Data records
▬▬▬▬▬▬▬▬▬▬
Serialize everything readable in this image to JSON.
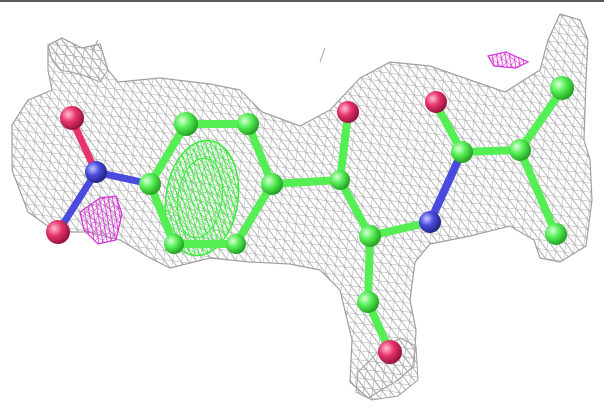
{
  "viewer": {
    "background": "#ffffff",
    "border_color": "#222222"
  },
  "colors": {
    "mesh_gray": "#a8a8a8",
    "mesh_green": "#33ee33",
    "mesh_magenta": "#d633d6",
    "carbon": "#55ee55",
    "oxygen": "#e8336b",
    "nitrogen": "#4a4adf"
  },
  "molecule": {
    "atom_legend": [
      "carbon",
      "oxygen",
      "nitrogen"
    ]
  }
}
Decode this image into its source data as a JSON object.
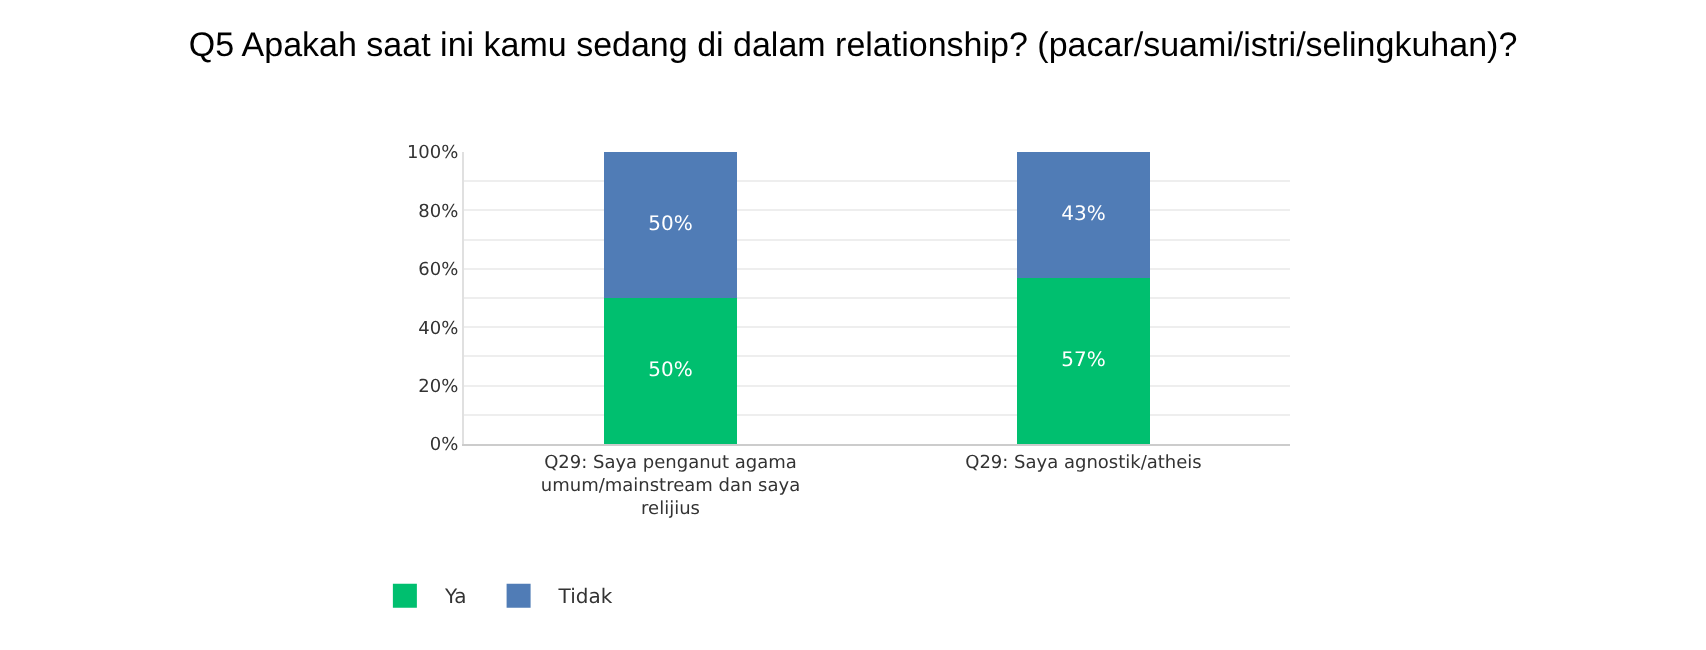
{
  "chart_data": {
    "type": "bar",
    "stacked": true,
    "title": "Q5 Apakah saat ini kamu sedang di dalam relationship? (pacar/suami/istri/selingkuhan)?",
    "categories": [
      "Q29: Saya penganut agama umum/mainstream dan saya relijius",
      "Q29: Saya agnostik/atheis"
    ],
    "series": [
      {
        "name": "Ya",
        "color": "#00bf6f",
        "values": [
          50,
          57
        ],
        "value_labels": [
          "50%",
          "57%"
        ]
      },
      {
        "name": "Tidak",
        "color": "#507cb6",
        "values": [
          50,
          43
        ],
        "value_labels": [
          "50%",
          "43%"
        ]
      }
    ],
    "ylim": [
      0,
      100
    ],
    "yticks": [
      {
        "value": 0,
        "label": "0%"
      },
      {
        "value": 10,
        "label": null
      },
      {
        "value": 20,
        "label": "20%"
      },
      {
        "value": 30,
        "label": null
      },
      {
        "value": 40,
        "label": "40%"
      },
      {
        "value": 50,
        "label": null
      },
      {
        "value": 60,
        "label": "60%"
      },
      {
        "value": 70,
        "label": null
      },
      {
        "value": 80,
        "label": "80%"
      },
      {
        "value": 90,
        "label": null
      },
      {
        "value": 100,
        "label": "100%"
      }
    ],
    "grid": "y",
    "legend": "bottom left"
  }
}
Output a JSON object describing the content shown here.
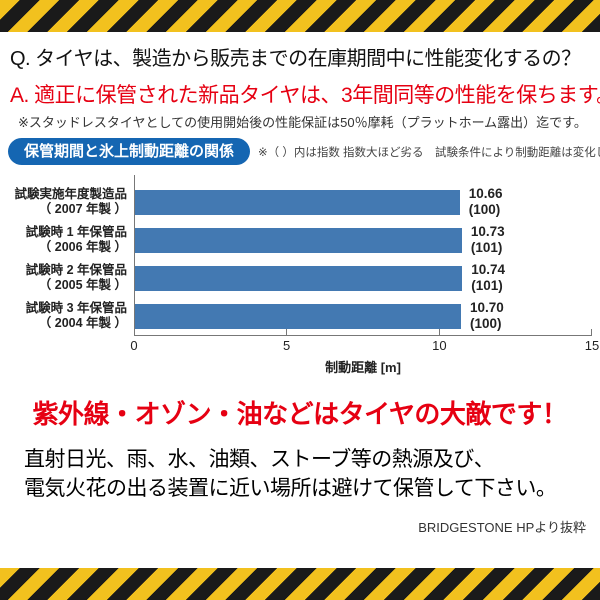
{
  "colors": {
    "accent_red": "#e60012",
    "badge_blue": "#1566b2",
    "bar_blue": "#4379b2",
    "hazard_yellow": "#f2c11e",
    "hazard_black": "#1a1a1a"
  },
  "qa": {
    "question": "Q. タイヤは、製造から販売までの在庫期間中に性能変化するの？",
    "answer": "A. 適正に保管された新品タイヤは、3年間同等の性能を保ちます。",
    "note": "※スタッドレスタイヤとしての使用開始後の性能保証は50％摩耗（プラットホーム露出）迄です。"
  },
  "chart_header": {
    "badge": "保管期間と氷上制動距離の関係",
    "note": "※（ ）内は指数 指数大ほど劣る　試験条件により制動距離は変化します。"
  },
  "chart_data": {
    "type": "bar",
    "orientation": "horizontal",
    "categories": [
      "試験実施年度製造品（2007年製）",
      "試験時1年保管品（2006年製）",
      "試験時2年保管品（2005年製）",
      "試験時3年保管品（2004年製）"
    ],
    "category_lines": [
      [
        "試験実施年度製造品",
        "（ 2007 年製 ）"
      ],
      [
        "試験時 1 年保管品",
        "（ 2006 年製 ）"
      ],
      [
        "試験時 2 年保管品",
        "（ 2005 年製 ）"
      ],
      [
        "試験時 3 年保管品",
        "（ 2004 年製 ）"
      ]
    ],
    "values": [
      10.66,
      10.73,
      10.74,
      10.7
    ],
    "index_labels": [
      "(100)",
      "(101)",
      "(101)",
      "(100)"
    ],
    "xlabel": "制動距離 [m]",
    "xlim": [
      0,
      15
    ],
    "xticks": [
      0,
      5,
      10,
      15
    ],
    "bar_color": "#4379b2",
    "grid": false,
    "legend": false
  },
  "warning": "紫外線・オゾン・油などはタイヤの大敵です！",
  "body_text": [
    "直射日光、雨、水、油類、ストーブ等の熱源及び、",
    "電気火花の出る装置に近い場所は避けて保管して下さい。"
  ],
  "credit": "BRIDGESTONE HPより抜粋"
}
▬▬▬▬▬▬▬▬▬▬
*YOUR TASK*. Look through the data and show every line containing "note".

*TASK ANSWER*.
    "note": "※スタッドレスタイヤとしての使用開始後の性能保証は50％摩耗（プラットホーム露出）迄です。"
    "note": "※（ ）内は指数 指数大ほど劣る　試験条件により制動距離は変化します。"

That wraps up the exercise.